■ Information shown ■
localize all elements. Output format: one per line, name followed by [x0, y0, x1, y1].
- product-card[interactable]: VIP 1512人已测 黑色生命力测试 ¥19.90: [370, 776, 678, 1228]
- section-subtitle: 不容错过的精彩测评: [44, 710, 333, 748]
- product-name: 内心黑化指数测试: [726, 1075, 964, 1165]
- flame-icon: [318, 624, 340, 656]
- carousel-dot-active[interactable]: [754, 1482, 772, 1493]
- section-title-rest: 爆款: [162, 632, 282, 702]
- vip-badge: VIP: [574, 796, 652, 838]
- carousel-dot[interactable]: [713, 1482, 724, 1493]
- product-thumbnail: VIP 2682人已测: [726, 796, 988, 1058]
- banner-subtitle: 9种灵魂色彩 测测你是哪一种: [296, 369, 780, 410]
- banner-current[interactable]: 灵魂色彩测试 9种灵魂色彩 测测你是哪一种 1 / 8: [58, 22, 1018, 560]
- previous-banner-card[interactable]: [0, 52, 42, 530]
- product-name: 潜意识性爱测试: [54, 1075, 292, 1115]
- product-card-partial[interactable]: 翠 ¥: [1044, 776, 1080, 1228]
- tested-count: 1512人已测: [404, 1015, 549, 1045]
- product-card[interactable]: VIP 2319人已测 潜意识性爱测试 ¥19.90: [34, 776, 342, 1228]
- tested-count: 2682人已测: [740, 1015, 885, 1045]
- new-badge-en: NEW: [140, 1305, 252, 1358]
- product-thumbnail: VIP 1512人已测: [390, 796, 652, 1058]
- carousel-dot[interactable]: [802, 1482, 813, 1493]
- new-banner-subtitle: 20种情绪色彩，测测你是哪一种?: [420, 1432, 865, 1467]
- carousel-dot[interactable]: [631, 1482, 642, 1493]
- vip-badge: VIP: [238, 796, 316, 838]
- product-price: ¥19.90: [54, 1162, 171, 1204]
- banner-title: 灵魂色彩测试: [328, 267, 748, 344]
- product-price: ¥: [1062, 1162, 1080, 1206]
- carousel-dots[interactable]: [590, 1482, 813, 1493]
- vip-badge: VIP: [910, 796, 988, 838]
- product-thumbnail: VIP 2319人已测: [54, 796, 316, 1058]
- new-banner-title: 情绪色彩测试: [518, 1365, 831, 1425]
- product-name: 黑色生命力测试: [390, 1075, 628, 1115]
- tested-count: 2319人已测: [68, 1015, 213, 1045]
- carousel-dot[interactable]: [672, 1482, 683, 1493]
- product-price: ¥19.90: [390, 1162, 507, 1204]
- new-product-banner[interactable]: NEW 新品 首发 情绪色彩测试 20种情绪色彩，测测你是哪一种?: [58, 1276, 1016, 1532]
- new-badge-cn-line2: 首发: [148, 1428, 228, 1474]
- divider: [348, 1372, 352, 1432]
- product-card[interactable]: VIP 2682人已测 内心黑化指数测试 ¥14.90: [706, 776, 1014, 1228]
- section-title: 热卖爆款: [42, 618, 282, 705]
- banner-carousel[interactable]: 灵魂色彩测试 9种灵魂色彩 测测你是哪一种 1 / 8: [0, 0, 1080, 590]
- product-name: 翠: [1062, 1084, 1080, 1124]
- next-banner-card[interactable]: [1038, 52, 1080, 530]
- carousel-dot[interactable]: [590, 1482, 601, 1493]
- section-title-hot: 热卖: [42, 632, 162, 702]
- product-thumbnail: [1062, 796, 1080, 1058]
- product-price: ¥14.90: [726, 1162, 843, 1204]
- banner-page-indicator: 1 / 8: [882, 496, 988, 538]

■ Written instruction ■
Render the entries from the start through the line containing "- flame-icon: [318, 624, 340, 656]", inclusive, as a Markdown table with the columns Row and Line. Leave out blank lines.

■ Output ■
| Row | Line |
|---|---|
| 1 | localize all elements. Output format: one per line, name followed by [x0, y0, x1, y1]. |
| 2 | - product-card[interactable]: VIP 1512人已测 黑色生命力测试 ¥19.90: [370, 776, 678, 1228] |
| 3 | - section-subtitle: 不容错过的精彩测评: [44, 710, 333, 748] |
| 4 | - product-name: 内心黑化指数测试: [726, 1075, 964, 1165] |
| 5 | - flame-icon: [318, 624, 340, 656] |